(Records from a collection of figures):
** begin **

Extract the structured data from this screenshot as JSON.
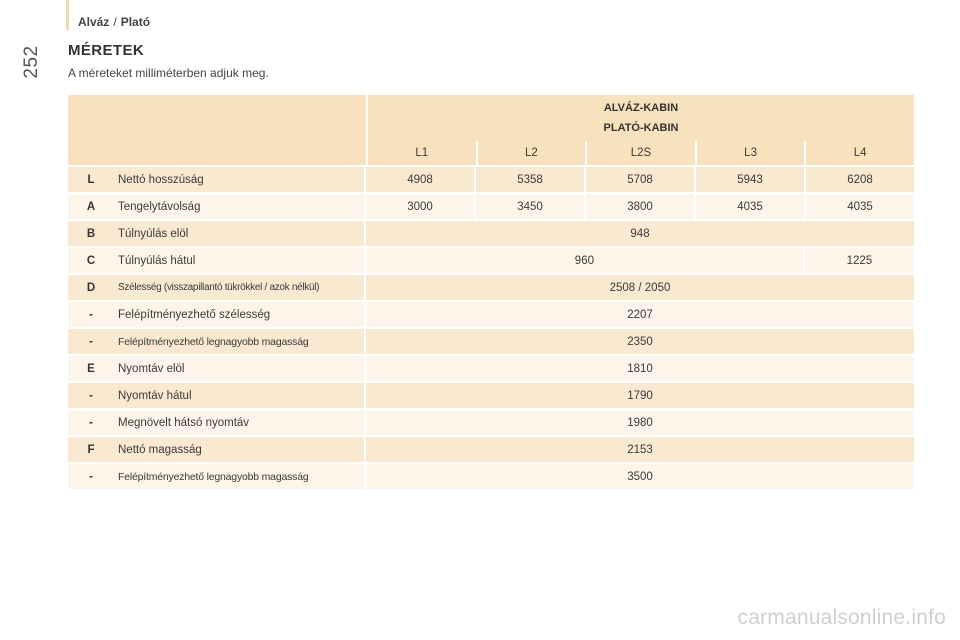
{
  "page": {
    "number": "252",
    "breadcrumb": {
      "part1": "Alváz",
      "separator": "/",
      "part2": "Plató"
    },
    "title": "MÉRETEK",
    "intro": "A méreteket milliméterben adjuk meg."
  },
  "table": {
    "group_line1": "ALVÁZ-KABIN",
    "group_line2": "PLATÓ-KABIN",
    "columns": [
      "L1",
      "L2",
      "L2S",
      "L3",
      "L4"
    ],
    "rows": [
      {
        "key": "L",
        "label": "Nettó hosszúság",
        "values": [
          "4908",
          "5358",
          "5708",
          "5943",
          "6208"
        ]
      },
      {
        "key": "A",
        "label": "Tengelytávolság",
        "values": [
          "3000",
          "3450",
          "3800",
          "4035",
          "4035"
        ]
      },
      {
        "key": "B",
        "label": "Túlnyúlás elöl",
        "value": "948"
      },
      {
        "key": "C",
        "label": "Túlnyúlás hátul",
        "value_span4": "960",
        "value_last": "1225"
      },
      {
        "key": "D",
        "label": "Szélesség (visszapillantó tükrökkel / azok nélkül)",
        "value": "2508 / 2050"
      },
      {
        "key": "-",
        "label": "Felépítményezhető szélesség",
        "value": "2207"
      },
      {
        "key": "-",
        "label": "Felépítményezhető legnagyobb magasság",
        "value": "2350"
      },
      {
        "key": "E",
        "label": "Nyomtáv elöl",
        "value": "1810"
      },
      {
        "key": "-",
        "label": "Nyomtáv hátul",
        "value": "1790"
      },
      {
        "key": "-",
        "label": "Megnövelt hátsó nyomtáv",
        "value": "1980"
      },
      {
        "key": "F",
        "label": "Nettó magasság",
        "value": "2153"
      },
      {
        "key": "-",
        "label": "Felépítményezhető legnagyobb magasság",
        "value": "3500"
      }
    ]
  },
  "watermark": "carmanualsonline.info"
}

** end **

(WHAT NEEDS TO BE DONE): Repeat the entries exactly. Pictures are excluded from the copy.

(THE RESPONSE):
Extract the structured data from this screenshot as JSON.
{
  "page": {
    "number": "252",
    "breadcrumb": {
      "part1": "Alváz",
      "separator": "/",
      "part2": "Plató"
    },
    "title": "MÉRETEK",
    "intro": "A méreteket milliméterben adjuk meg."
  },
  "table": {
    "group_line1": "ALVÁZ-KABIN",
    "group_line2": "PLATÓ-KABIN",
    "columns": [
      "L1",
      "L2",
      "L2S",
      "L3",
      "L4"
    ],
    "rows": [
      {
        "key": "L",
        "label": "Nettó hosszúság",
        "values": [
          "4908",
          "5358",
          "5708",
          "5943",
          "6208"
        ]
      },
      {
        "key": "A",
        "label": "Tengelytávolság",
        "values": [
          "3000",
          "3450",
          "3800",
          "4035",
          "4035"
        ]
      },
      {
        "key": "B",
        "label": "Túlnyúlás elöl",
        "value": "948"
      },
      {
        "key": "C",
        "label": "Túlnyúlás hátul",
        "value_span4": "960",
        "value_last": "1225"
      },
      {
        "key": "D",
        "label": "Szélesség (visszapillantó tükrökkel / azok nélkül)",
        "value": "2508 / 2050"
      },
      {
        "key": "-",
        "label": "Felépítményezhető szélesség",
        "value": "2207"
      },
      {
        "key": "-",
        "label": "Felépítményezhető legnagyobb magasság",
        "value": "2350"
      },
      {
        "key": "E",
        "label": "Nyomtáv elöl",
        "value": "1810"
      },
      {
        "key": "-",
        "label": "Nyomtáv hátul",
        "value": "1790"
      },
      {
        "key": "-",
        "label": "Megnövelt hátsó nyomtáv",
        "value": "1980"
      },
      {
        "key": "F",
        "label": "Nettó magasság",
        "value": "2153"
      },
      {
        "key": "-",
        "label": "Felépítményezhető legnagyobb magasság",
        "value": "3500"
      }
    ]
  },
  "watermark": "carmanualsonline.info"
}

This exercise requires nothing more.